[start of MATERIAL PROVIDED]

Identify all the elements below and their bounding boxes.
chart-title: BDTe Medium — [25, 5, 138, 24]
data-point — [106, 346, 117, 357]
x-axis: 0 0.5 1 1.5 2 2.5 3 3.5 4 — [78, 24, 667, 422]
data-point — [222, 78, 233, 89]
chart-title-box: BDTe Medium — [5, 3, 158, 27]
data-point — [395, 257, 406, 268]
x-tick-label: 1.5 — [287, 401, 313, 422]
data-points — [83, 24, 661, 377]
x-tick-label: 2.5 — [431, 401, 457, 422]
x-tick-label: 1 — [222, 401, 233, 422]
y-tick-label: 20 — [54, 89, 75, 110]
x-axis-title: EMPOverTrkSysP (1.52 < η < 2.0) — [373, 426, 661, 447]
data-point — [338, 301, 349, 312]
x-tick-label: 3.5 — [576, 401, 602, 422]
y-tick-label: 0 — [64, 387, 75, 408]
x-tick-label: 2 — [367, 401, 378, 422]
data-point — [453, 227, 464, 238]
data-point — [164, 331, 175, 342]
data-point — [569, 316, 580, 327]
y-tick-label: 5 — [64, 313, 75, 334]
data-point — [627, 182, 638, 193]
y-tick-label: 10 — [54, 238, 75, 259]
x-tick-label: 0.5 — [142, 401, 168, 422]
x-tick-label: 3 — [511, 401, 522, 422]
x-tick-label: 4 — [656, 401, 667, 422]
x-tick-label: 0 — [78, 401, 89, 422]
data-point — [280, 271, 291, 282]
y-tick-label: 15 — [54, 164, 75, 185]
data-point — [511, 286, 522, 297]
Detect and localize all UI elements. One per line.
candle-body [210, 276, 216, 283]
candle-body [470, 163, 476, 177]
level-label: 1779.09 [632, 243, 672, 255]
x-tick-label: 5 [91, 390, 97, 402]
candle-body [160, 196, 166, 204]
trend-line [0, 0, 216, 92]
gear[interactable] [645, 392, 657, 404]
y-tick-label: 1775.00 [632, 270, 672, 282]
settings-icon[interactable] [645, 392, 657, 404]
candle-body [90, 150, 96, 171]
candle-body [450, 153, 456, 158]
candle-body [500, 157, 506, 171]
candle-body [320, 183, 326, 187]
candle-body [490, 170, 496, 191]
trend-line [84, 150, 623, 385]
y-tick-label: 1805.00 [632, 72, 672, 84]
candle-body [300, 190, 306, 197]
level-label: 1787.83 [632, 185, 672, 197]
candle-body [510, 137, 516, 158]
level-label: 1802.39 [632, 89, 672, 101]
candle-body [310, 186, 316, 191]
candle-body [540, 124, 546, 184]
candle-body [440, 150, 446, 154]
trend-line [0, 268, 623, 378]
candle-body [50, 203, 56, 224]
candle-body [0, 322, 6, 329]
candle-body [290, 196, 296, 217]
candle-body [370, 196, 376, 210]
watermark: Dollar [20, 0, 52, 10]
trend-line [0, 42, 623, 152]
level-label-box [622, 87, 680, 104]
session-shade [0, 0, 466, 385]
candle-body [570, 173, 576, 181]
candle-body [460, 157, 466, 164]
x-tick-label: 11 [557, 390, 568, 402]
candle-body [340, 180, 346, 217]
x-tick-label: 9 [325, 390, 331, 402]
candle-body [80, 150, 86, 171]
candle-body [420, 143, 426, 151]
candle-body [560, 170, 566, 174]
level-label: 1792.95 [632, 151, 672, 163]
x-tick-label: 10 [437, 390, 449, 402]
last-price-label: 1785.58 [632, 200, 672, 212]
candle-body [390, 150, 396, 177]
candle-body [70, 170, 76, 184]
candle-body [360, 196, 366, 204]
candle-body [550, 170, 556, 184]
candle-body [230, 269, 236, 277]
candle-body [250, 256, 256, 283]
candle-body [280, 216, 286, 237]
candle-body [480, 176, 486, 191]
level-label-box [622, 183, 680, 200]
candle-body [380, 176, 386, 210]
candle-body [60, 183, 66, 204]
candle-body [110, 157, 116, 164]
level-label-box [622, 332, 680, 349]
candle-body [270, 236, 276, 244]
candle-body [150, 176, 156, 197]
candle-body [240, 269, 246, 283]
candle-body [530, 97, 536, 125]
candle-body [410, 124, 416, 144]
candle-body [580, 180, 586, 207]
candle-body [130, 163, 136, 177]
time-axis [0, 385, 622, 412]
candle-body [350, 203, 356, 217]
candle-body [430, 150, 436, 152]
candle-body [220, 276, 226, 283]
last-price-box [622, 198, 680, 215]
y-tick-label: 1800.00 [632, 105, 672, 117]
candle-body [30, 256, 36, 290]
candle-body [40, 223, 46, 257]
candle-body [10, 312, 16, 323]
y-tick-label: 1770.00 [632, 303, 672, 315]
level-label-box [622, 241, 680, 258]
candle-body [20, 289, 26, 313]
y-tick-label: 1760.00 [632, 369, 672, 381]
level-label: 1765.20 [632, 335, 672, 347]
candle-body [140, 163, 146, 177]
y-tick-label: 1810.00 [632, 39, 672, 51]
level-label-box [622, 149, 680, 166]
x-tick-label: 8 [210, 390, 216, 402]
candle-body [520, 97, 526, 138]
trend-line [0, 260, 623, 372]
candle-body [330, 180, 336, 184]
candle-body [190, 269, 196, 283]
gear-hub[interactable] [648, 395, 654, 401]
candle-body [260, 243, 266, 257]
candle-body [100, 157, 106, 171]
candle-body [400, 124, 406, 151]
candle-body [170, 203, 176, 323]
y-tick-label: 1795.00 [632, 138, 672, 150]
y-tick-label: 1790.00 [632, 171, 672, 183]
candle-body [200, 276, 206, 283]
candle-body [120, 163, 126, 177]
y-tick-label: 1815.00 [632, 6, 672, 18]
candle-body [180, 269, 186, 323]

[end of MATERIAL PROVIDED]

Reproduce the listing above verbatim, starting with its first line and ending with the line that contains "candle-body [470, 163, 476, 177]", with both of those lines included.

> FINAL RESULT:
Identify all the elements below and their bounding boxes.
chart-title: BDTe Medium — [25, 5, 138, 24]
data-point — [106, 346, 117, 357]
x-axis: 0 0.5 1 1.5 2 2.5 3 3.5 4 — [78, 24, 667, 422]
data-point — [222, 78, 233, 89]
chart-title-box: BDTe Medium — [5, 3, 158, 27]
data-point — [395, 257, 406, 268]
x-tick-label: 1.5 — [287, 401, 313, 422]
data-points — [83, 24, 661, 377]
x-tick-label: 2.5 — [431, 401, 457, 422]
x-tick-label: 1 — [222, 401, 233, 422]
y-tick-label: 20 — [54, 89, 75, 110]
x-axis-title: EMPOverTrkSysP (1.52 < η < 2.0) — [373, 426, 661, 447]
data-point — [338, 301, 349, 312]
x-tick-label: 3.5 — [576, 401, 602, 422]
y-tick-label: 0 — [64, 387, 75, 408]
x-tick-label: 2 — [367, 401, 378, 422]
data-point — [453, 227, 464, 238]
data-point — [164, 331, 175, 342]
data-point — [569, 316, 580, 327]
y-tick-label: 5 — [64, 313, 75, 334]
data-point — [627, 182, 638, 193]
y-tick-label: 10 — [54, 238, 75, 259]
x-tick-label: 0.5 — [142, 401, 168, 422]
x-tick-label: 3 — [511, 401, 522, 422]
x-tick-label: 4 — [656, 401, 667, 422]
x-tick-label: 0 — [78, 401, 89, 422]
data-point — [280, 271, 291, 282]
y-tick-label: 15 — [54, 164, 75, 185]
data-point — [511, 286, 522, 297]
Detect and localize all UI elements. One per line.
candle-body [210, 276, 216, 283]
candle-body [470, 163, 476, 177]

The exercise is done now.